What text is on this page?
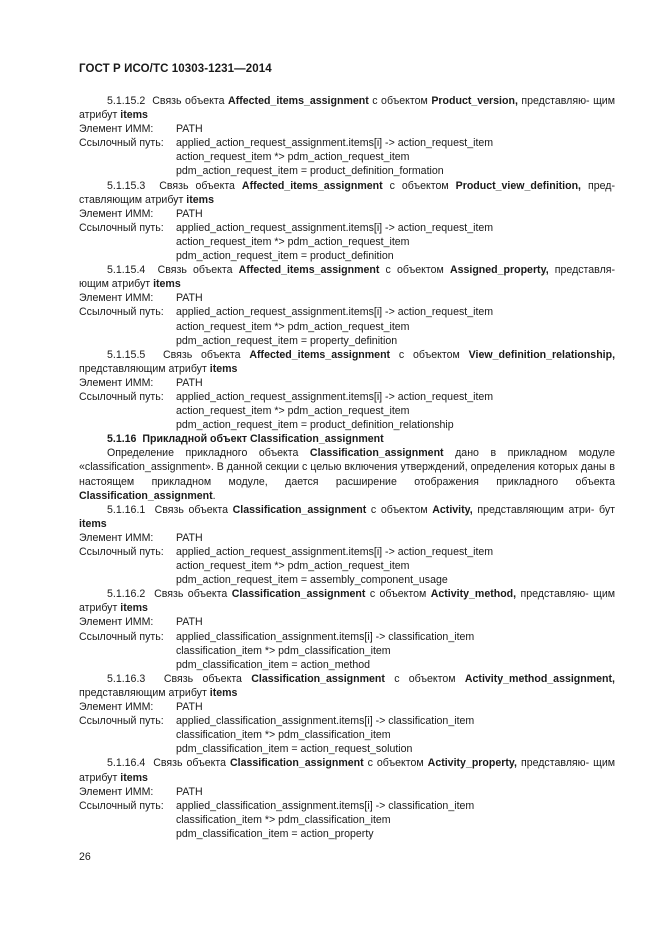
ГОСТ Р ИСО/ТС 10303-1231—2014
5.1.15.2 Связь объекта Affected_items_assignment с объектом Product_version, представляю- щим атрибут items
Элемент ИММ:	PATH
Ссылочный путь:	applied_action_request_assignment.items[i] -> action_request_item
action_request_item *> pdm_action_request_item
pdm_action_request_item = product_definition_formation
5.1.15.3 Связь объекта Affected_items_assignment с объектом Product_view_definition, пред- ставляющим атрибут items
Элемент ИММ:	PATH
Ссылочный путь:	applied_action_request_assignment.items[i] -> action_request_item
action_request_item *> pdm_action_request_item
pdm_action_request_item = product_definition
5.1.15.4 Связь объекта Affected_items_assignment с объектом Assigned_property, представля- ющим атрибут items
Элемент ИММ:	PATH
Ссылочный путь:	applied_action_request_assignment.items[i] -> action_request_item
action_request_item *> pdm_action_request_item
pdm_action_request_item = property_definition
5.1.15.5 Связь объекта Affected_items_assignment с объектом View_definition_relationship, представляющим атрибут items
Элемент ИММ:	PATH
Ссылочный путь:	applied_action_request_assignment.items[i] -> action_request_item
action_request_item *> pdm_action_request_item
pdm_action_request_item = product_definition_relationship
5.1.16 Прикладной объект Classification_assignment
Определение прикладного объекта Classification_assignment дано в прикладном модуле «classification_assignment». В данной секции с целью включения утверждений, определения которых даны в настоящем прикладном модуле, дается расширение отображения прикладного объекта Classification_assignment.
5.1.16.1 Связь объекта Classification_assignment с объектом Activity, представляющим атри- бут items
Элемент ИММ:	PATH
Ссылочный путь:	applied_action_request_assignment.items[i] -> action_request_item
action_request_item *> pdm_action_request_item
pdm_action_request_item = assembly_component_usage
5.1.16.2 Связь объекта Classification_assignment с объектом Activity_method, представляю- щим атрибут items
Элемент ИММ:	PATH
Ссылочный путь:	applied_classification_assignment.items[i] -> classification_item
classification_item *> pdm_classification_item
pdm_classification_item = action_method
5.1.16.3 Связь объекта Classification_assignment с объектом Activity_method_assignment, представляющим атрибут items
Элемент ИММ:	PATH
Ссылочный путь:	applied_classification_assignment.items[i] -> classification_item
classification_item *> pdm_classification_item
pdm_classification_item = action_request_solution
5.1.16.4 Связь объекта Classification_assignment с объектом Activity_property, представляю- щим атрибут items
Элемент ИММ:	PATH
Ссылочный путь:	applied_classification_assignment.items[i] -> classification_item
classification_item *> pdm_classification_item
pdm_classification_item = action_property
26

...

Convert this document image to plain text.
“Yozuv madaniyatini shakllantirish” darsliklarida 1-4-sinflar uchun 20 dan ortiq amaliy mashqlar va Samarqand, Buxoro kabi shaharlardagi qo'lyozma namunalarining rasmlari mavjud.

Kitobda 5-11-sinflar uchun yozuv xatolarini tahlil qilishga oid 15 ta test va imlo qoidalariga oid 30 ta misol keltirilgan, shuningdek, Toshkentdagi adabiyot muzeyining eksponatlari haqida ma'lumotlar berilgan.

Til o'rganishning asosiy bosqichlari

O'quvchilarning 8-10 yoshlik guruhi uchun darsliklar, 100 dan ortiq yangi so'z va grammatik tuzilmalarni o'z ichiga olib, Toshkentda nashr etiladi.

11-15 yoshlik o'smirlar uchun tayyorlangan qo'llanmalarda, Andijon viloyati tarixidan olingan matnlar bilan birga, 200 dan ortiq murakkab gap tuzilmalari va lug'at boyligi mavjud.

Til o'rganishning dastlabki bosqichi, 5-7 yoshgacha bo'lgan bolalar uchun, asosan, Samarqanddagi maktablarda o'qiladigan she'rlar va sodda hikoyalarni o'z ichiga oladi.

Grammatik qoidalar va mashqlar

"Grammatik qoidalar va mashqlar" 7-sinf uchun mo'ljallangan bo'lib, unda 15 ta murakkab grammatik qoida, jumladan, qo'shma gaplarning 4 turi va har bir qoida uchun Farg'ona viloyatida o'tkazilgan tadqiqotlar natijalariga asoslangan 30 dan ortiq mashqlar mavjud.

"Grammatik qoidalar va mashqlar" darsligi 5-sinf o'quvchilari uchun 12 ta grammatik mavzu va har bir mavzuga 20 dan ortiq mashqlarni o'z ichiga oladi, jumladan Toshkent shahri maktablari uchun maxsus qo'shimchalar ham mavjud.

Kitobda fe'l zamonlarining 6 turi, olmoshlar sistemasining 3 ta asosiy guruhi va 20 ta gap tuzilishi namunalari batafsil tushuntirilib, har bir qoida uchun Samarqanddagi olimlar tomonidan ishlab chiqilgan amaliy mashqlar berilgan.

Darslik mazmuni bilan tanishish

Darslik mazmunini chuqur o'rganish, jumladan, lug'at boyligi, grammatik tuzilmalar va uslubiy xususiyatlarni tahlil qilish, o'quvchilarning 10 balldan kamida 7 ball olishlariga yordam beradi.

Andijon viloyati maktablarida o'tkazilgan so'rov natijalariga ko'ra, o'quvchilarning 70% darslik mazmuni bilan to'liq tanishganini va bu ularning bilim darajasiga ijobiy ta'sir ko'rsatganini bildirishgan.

(Given request) Each line holding "asosiy" must be found and copied.

(The result)
Til o'rganishning asosiy bosqichlari
Kitobda fe'l zamonlarining 6 turi, olmoshlar sistemasining 3 ta asosiy guruhi va 20 ta gap tuzilishi namunalari batafsil tushuntirilib, har bir qoida uchun Samarqanddagi olimlar tomonidan ishlab chiqilgan amaliy mashqlar berilgan.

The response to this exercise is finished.